» Instruction
Reproduce each line from the records that holds "which".
· · · · · · ·
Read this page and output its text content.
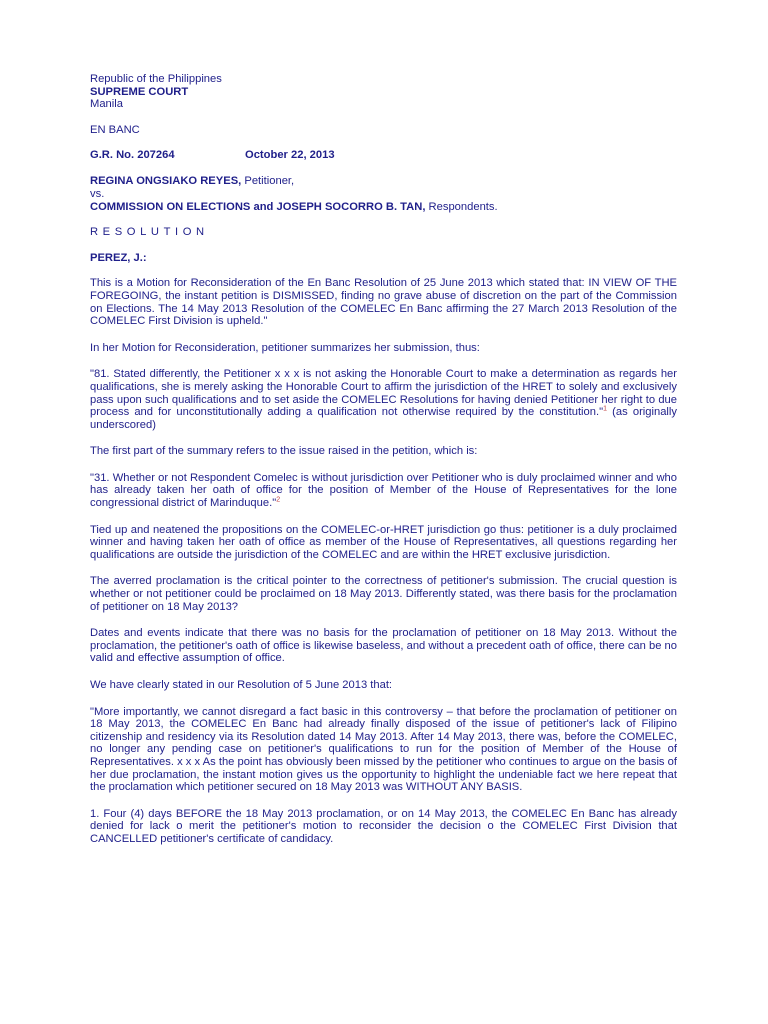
Republic of the Philippines
SUPREME COURT
Manila
EN BANC
G.R. No. 207264	October 22, 2013
REGINA ONGSIAKO REYES, Petitioner,
vs.
COMMISSION ON ELECTIONS and JOSEPH SOCORRO B. TAN, Respondents.
RESOLUTION
PEREZ, J.:

This is a Motion for Reconsideration of the En Banc Resolution of 25 June 2013 which stated that: IN VIEW OF THE FOREGOING, the instant petition is DISMISSED, finding no grave abuse of discretion on the part of the Commission on Elections. The 14 May 2013 Resolution of the COMELEC En Banc affirming the 27 March 2013 Resolution of the COMELEC First Division is upheld."

In her Motion for Reconsideration, petitioner summarizes her submission, thus:

"81. Stated differently, the Petitioner x x x is not asking the Honorable Court to make a determination as regards her qualifications, she is merely asking the Honorable Court to affirm the jurisdiction of the HRET to solely and exclusively pass upon such qualifications and to set aside the COMELEC Resolutions for having denied Petitioner her right to due process and for unconstitutionally adding a qualification not otherwise required by the constitution."$^1$ (as originally underscored)

The first part of the summary refers to the issue raised in the petition, which is:

"31. Whether or not Respondent Comelec is without jurisdiction over Petitioner who is duly proclaimed winner and who has already taken her oath of office for the position of Member of the House of Representatives for the lone congressional district of Marinduque."$^2$

Tied up and neatened the propositions on the COMELEC-or-HRET jurisdiction go thus: petitioner is a duly proclaimed winner and having taken her oath of office as member of the House of Representatives, all questions regarding her qualifications are outside the jurisdiction of the COMELEC and are within the HRET exclusive jurisdiction.

The averred proclamation is the critical pointer to the correctness of petitioner's submission. The crucial question is whether or not petitioner could be proclaimed on 18 May 2013. Differently stated, was there basis for the proclamation of petitioner on 18 May 2013?

Dates and events indicate that there was no basis for the proclamation of petitioner on 18 May 2013. Without the proclamation, the petitioner's oath of office is likewise baseless, and without a precedent oath of office, there can be no valid and effective assumption of office.

We have clearly stated in our Resolution of 5 June 2013 that:

"More importantly, we cannot disregard a fact basic in this controversy – that before the proclamation of petitioner on 18 May 2013, the COMELEC En Banc had already finally disposed of the issue of petitioner's lack of Filipino citizenship and residency via its Resolution dated 14 May 2013. After 14 May 2013, there was, before the COMELEC, no longer any pending case on petitioner's qualifications to run for the position of Member of the House of Representatives. x x x As the point has obviously been missed by the petitioner who continues to argue on the basis of her due proclamation, the instant motion gives us the opportunity to highlight the undeniable fact we here repeat that the proclamation which petitioner secured on 18 May 2013 was WITHOUT ANY BASIS.

1. Four (4) days BEFORE the 18 May 2013 proclamation, or on 14 May 2013, the COMELEC En Banc has already denied for lack o merit the petitioner's motion to reconsider the decision o the COMELEC First Division that CANCELLED petitioner's certificate of candidacy.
· · · · · · ·
» Result for this task
This is a Motion for Reconsideration of the En Banc Resolution of 25 June 2013 which stated that: IN VIEW OF THE FOREGOING, the instant petition is DISMISSED, finding no grave abuse of discretion on the part of the Commission on Elections. The 14 May 2013 Resolution of the COMELEC En Banc affirming the 27 March 2013 Resolution of the COMELEC First Division is upheld."
The first part of the summary refers to the issue raised in the petition, which is:
"More importantly, we cannot disregard a fact basic in this controversy – that before the proclamation of petitioner on 18 May 2013, the COMELEC En Banc had already finally disposed of the issue of petitioner's lack of Filipino citizenship and residency via its Resolution dated 14 May 2013. After 14 May 2013, there was, before the COMELEC, no longer any pending case on petitioner's qualifications to run for the position of Member of the House of Representatives. x x x As the point has obviously been missed by the petitioner who continues to argue on the basis of her due proclamation, the instant motion gives us the opportunity to highlight the undeniable fact we here repeat that the proclamation which petitioner secured on 18 May 2013 was WITHOUT ANY BASIS.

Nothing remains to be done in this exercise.